[START OF Exercise inputs]

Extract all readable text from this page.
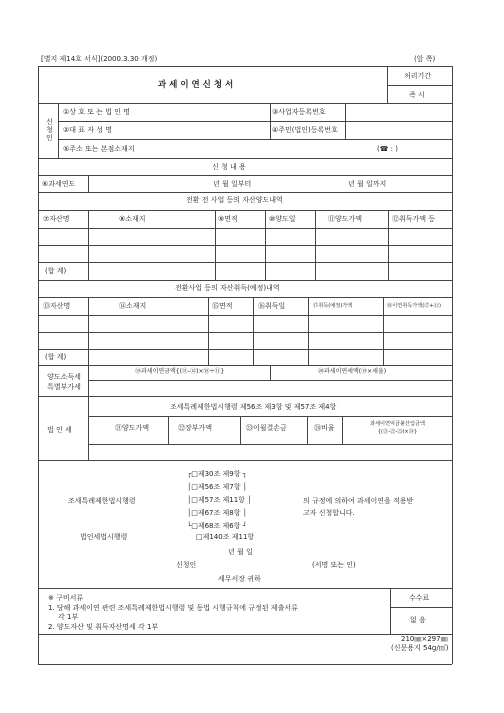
[별지 제14호 서식](2000.3.30 개정)	(앞 쪽)
과 세 이 연 신 청 서
처리기간
즉 시
신청인
①상 호 또 는 법 인 명	③사업자등록번호
②대 표 자 성 명	④주민(법인)등록번호
⑤주소 또는 본점소재지	(☎ : )
신 청 내 용
⑥과세연도	년 월 일부터	년 월 일까지
전환 전 사업 등의 자산양도내역
⑦자산명	⑧소재지	⑨면적	⑩양도일	⑪양도가액	⑫취득가액 등
(합 계)
전환사업 등의 자산취득(예정)내역
⑬자산명	⑭소재지	⑮면적	⑯취득일	⑰취득(예정)가액	⑱이연취득가액(⑰+⑪)
(합 계)
양도소득세
특별부가세
⑲과세이연금액{(⑪-⑫)×⑱÷⑪}	⑳과세이연세액(⑲×세율)
법 인 세
조세특례제한법시행령 제56조 제3항 및 제57조 제4항
㉑양도가액	㉒장부가액	㉓이월결손금	㉔비율	과세이연익금불산입금액
{(㉑-㉒-㉓)×㉔}
조세특례제한법시행령
┌□제30조 제9항 ┐
│□제56조 제7항 │
│□제57조 제11항 │
│□제67조 제8항 │
└□제68조 제6항 ┘
법인세법시행령	□제140조 제11항
의 규정에 의하여 과세이연을 적용받
고자 신청합니다.
년 월 일
신청인	(서명 또는 인)
세무서장 귀하
※ 구비서류
1. 당해 과세이연 관련 조세특례제한법시행령 및 동법 시행규칙에 규정된 제출서류
각 1부
2. 양도자산 및 취득자산명세 각 1부
수수료
없 음
210㎜×297㎜
(신문용지 54g/㎡)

[END OF Exercise inputs]

_Short task_: Copy out every line from the data above that has "조세특례제한법시행령" in it.

_Exercise output_:
조세특례제한법시행령 제56조 제3항 및 제57조 제4항
조세특례제한법시행령
1. 당해 과세이연 관련 조세특례제한법시행령 및 동법 시행규칙에 규정된 제출서류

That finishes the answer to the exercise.